**Short problem:** Extract from the listing each line in which the word "this" appears.

-- -- --

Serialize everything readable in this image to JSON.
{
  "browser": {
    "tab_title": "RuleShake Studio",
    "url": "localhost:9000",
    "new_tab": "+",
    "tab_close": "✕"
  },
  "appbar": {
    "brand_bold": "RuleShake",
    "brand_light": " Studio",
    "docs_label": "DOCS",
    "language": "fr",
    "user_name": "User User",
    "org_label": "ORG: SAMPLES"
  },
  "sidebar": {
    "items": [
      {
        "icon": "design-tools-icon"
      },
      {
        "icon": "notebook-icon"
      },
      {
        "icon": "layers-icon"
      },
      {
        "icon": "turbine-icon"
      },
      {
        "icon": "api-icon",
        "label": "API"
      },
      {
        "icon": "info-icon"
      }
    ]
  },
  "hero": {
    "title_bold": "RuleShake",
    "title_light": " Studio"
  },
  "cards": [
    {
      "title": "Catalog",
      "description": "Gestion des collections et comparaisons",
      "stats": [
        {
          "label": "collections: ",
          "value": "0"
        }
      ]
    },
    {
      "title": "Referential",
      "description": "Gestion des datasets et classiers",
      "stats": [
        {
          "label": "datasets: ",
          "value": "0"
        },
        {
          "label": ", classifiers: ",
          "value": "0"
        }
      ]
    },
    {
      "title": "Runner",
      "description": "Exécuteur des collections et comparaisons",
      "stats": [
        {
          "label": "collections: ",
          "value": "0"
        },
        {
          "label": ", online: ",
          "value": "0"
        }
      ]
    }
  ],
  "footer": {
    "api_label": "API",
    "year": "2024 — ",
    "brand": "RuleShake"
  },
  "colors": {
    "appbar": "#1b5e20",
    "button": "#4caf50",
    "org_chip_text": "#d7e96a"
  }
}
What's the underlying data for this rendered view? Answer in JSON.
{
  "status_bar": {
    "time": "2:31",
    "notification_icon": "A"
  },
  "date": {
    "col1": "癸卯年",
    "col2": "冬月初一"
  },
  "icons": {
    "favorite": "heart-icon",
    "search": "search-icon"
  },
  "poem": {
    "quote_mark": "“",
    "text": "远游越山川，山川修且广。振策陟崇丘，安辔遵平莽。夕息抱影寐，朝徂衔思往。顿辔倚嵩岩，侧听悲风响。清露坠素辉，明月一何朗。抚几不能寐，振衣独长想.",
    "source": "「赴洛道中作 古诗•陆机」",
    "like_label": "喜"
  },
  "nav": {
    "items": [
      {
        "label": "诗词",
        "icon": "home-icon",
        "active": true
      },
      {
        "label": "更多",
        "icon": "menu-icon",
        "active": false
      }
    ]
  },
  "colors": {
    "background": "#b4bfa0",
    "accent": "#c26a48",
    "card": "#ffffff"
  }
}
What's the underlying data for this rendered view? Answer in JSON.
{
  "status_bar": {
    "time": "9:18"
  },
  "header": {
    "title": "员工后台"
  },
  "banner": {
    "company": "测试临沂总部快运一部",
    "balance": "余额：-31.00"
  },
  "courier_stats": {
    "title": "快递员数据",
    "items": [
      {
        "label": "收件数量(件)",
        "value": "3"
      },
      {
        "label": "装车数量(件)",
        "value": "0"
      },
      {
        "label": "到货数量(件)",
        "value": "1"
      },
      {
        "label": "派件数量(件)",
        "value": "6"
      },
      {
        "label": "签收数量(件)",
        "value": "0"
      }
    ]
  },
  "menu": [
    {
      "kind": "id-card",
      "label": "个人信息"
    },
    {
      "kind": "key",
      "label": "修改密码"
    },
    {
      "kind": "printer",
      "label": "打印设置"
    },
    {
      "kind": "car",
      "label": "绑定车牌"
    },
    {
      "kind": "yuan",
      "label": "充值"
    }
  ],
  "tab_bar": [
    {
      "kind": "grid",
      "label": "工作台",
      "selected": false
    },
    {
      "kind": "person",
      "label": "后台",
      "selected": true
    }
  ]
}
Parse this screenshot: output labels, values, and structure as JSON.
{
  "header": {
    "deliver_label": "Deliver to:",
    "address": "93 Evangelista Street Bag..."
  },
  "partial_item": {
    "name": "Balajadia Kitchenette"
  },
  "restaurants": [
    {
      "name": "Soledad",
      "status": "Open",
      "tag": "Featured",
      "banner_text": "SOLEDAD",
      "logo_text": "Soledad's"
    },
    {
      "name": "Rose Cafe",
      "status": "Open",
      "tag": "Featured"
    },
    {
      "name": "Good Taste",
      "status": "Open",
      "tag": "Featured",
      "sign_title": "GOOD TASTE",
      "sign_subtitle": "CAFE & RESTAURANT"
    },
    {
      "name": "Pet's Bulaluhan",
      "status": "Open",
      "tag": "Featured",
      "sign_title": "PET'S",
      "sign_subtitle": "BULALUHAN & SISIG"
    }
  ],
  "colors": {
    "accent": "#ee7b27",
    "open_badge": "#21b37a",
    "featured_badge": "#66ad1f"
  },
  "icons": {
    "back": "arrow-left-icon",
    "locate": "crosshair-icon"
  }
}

-- -- --

**The reply:**
Serialize everything readable in this image to JSON.
What's the underlying data for this rendered view? Answer in JSON.
What's the underlying data for this rendered view? Answer in JSON.
Parse this screenshot: output labels, values, and structure as JSON.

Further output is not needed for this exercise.